• **To do**: Copy out the listing that follows, exactly, without its pictures.

+++ Data supplied +++

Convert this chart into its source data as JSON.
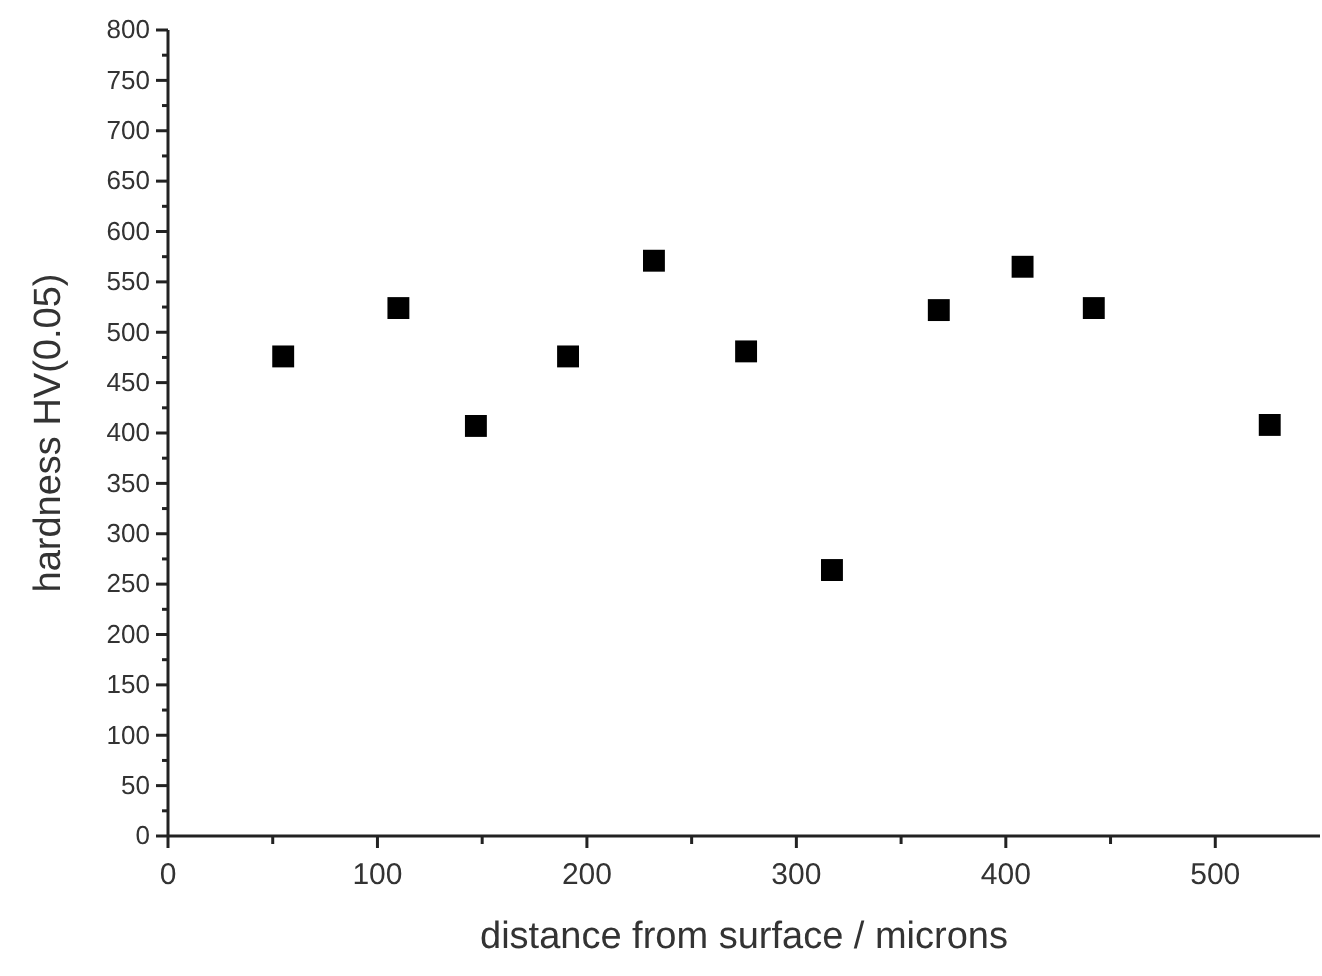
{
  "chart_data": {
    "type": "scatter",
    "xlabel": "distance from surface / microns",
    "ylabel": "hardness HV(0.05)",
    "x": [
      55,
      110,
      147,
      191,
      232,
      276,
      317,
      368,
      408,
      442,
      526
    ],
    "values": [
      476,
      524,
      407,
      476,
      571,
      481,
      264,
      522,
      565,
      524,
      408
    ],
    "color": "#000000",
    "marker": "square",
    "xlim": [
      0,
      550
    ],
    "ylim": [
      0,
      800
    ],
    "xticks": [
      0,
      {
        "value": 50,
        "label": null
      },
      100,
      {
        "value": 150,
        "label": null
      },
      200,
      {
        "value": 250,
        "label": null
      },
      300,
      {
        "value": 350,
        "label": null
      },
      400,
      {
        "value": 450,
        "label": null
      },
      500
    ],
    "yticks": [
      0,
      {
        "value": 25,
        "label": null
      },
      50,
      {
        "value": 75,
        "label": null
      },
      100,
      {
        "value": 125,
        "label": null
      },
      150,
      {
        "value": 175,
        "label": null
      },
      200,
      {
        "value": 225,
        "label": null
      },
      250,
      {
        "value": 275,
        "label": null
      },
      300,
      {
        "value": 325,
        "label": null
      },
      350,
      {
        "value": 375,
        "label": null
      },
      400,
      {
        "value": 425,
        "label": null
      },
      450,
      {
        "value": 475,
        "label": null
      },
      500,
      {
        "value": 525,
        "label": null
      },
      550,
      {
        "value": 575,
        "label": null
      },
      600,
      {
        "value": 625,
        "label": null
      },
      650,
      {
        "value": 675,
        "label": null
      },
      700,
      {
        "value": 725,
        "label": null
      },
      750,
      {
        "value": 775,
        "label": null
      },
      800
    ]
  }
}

+++

• **Exercise output**:
Convert this chart into its source data as JSON.
{
  "chart_data": {
    "type": "scatter",
    "xlabel": "distance from surface / microns",
    "ylabel": "hardness HV(0.05)",
    "x": [
      55,
      110,
      147,
      191,
      232,
      276,
      317,
      368,
      408,
      442,
      526
    ],
    "values": [
      476,
      524,
      407,
      476,
      571,
      481,
      264,
      522,
      565,
      524,
      408
    ],
    "color": "#000000",
    "marker": "square",
    "xlim": [
      0,
      550
    ],
    "ylim": [
      0,
      800
    ],
    "xticks": [
      0,
      {
        "value": 50,
        "label": null
      },
      100,
      {
        "value": 150,
        "label": null
      },
      200,
      {
        "value": 250,
        "label": null
      },
      300,
      {
        "value": 350,
        "label": null
      },
      400,
      {
        "value": 450,
        "label": null
      },
      500
    ],
    "yticks": [
      0,
      {
        "value": 25,
        "label": null
      },
      50,
      {
        "value": 75,
        "label": null
      },
      100,
      {
        "value": 125,
        "label": null
      },
      150,
      {
        "value": 175,
        "label": null
      },
      200,
      {
        "value": 225,
        "label": null
      },
      250,
      {
        "value": 275,
        "label": null
      },
      300,
      {
        "value": 325,
        "label": null
      },
      350,
      {
        "value": 375,
        "label": null
      },
      400,
      {
        "value": 425,
        "label": null
      },
      450,
      {
        "value": 475,
        "label": null
      },
      500,
      {
        "value": 525,
        "label": null
      },
      550,
      {
        "value": 575,
        "label": null
      },
      600,
      {
        "value": 625,
        "label": null
      },
      650,
      {
        "value": 675,
        "label": null
      },
      700,
      {
        "value": 725,
        "label": null
      },
      750,
      {
        "value": 775,
        "label": null
      },
      800
    ]
  }
}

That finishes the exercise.